▶ TASK BRIEF
What number of lines in the material contain the word "Taste"? Give that number alone.

-- start DATASET CONTENT --

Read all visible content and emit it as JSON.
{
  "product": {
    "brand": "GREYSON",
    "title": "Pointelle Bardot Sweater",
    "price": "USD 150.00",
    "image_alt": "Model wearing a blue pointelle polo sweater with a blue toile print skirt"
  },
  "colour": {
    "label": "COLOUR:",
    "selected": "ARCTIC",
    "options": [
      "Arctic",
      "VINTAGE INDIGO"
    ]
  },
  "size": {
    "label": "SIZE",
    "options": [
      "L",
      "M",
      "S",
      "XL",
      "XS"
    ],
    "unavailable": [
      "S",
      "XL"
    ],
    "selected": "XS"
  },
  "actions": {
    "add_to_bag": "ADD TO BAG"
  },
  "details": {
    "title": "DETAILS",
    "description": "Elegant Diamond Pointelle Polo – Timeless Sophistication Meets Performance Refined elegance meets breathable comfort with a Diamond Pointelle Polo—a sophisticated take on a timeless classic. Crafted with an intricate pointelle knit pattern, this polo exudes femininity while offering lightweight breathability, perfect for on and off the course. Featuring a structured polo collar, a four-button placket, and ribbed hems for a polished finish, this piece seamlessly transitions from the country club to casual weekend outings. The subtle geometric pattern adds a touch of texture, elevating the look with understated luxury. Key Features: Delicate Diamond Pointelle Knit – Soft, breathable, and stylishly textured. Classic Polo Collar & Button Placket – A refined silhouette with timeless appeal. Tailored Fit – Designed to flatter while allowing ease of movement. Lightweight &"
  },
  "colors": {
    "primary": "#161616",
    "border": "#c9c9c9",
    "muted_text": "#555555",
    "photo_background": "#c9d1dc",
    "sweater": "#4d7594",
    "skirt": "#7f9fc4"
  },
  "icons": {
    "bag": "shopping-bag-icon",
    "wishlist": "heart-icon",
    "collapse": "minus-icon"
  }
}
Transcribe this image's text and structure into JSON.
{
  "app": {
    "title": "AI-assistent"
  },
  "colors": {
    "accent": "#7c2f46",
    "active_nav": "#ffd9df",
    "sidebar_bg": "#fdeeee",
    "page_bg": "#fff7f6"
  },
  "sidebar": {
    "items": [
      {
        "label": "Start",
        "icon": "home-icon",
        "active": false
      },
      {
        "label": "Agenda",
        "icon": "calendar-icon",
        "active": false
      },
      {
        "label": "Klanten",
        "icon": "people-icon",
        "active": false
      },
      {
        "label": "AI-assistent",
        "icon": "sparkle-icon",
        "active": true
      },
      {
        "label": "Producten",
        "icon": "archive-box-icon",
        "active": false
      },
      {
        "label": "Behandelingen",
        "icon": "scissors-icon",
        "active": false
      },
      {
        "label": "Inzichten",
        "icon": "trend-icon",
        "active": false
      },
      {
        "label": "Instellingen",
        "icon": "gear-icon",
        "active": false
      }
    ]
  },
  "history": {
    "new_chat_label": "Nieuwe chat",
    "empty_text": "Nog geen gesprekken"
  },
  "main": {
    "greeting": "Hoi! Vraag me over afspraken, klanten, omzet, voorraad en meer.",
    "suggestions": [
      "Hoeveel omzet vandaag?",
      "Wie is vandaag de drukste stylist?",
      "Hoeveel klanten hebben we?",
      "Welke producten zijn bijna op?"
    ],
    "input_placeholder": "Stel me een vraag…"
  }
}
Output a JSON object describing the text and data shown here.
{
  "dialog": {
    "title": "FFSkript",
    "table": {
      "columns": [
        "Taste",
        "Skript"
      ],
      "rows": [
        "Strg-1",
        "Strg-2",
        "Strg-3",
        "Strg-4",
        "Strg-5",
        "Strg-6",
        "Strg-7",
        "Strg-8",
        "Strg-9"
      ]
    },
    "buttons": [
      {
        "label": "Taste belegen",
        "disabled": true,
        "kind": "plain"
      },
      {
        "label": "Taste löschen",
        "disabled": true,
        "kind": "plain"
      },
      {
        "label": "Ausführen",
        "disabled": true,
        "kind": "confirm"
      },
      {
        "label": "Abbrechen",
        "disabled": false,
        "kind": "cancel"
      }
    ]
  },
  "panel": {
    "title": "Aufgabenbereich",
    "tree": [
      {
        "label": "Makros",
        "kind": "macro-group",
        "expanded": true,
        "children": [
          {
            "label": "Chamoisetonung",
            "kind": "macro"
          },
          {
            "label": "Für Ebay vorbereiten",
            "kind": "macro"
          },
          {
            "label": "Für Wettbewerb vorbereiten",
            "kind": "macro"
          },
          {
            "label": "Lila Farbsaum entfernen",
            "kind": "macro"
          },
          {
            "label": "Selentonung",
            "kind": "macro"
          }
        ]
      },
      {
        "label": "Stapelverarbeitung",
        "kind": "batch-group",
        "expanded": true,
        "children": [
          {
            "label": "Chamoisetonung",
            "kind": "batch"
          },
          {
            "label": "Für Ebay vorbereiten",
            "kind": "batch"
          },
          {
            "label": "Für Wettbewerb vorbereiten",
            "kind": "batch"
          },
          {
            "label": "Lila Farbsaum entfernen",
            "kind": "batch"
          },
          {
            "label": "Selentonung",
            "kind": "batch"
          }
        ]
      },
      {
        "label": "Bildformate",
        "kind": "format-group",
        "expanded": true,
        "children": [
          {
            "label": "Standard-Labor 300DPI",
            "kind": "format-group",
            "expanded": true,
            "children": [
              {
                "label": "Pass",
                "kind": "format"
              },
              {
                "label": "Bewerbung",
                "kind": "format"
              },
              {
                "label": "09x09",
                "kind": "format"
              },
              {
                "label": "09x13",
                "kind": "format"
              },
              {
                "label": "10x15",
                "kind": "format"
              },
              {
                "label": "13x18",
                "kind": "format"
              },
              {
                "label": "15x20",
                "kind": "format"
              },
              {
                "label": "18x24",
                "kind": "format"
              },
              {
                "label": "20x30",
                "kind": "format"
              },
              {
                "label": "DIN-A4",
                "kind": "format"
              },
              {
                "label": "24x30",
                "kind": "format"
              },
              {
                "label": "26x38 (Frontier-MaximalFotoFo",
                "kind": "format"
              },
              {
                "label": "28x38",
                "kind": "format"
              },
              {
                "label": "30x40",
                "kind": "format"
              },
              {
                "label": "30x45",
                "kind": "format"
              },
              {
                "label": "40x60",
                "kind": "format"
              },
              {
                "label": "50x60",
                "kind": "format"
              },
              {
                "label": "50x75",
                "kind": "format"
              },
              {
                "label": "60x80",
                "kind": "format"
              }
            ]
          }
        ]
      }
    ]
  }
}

-- end DATASET CONTENT --

▶ REPLY
3